### RECORD SET:

#####

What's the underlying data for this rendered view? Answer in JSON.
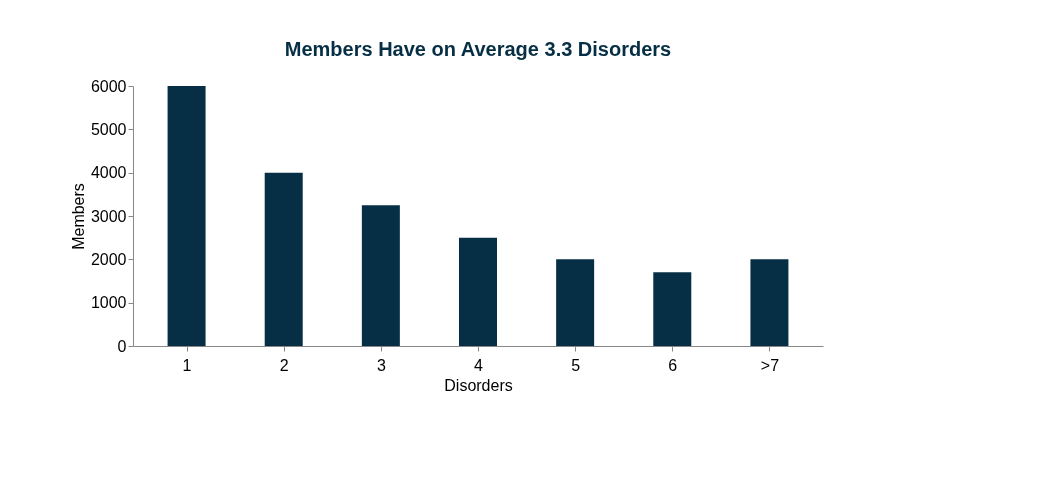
{
  "chart_data": {
    "type": "bar",
    "title": "Members Have on Average 3.3 Disorders",
    "xlabel": "Disorders",
    "ylabel": "Members",
    "categories": [
      "1",
      "2",
      "3",
      "4",
      "5",
      "6",
      ">7"
    ],
    "values": [
      6000,
      4000,
      3250,
      2500,
      2000,
      1700,
      2000
    ],
    "color": "#062f45",
    "ylim": [
      0,
      6000
    ],
    "yticks": [
      0,
      1000,
      2000,
      3000,
      4000,
      5000,
      6000
    ],
    "grid": false
  }
}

#####

### SHORT PROBLEM:
Write every entry out again exactly, dropping the pictures.

### RESULT OF THE EXERCISE:
What's the underlying data for this rendered view? Answer in JSON.
{
  "chart_data": {
    "type": "bar",
    "title": "Members Have on Average 3.3 Disorders",
    "xlabel": "Disorders",
    "ylabel": "Members",
    "categories": [
      "1",
      "2",
      "3",
      "4",
      "5",
      "6",
      ">7"
    ],
    "values": [
      6000,
      4000,
      3250,
      2500,
      2000,
      1700,
      2000
    ],
    "color": "#062f45",
    "ylim": [
      0,
      6000
    ],
    "yticks": [
      0,
      1000,
      2000,
      3000,
      4000,
      5000,
      6000
    ],
    "grid": false
  }
}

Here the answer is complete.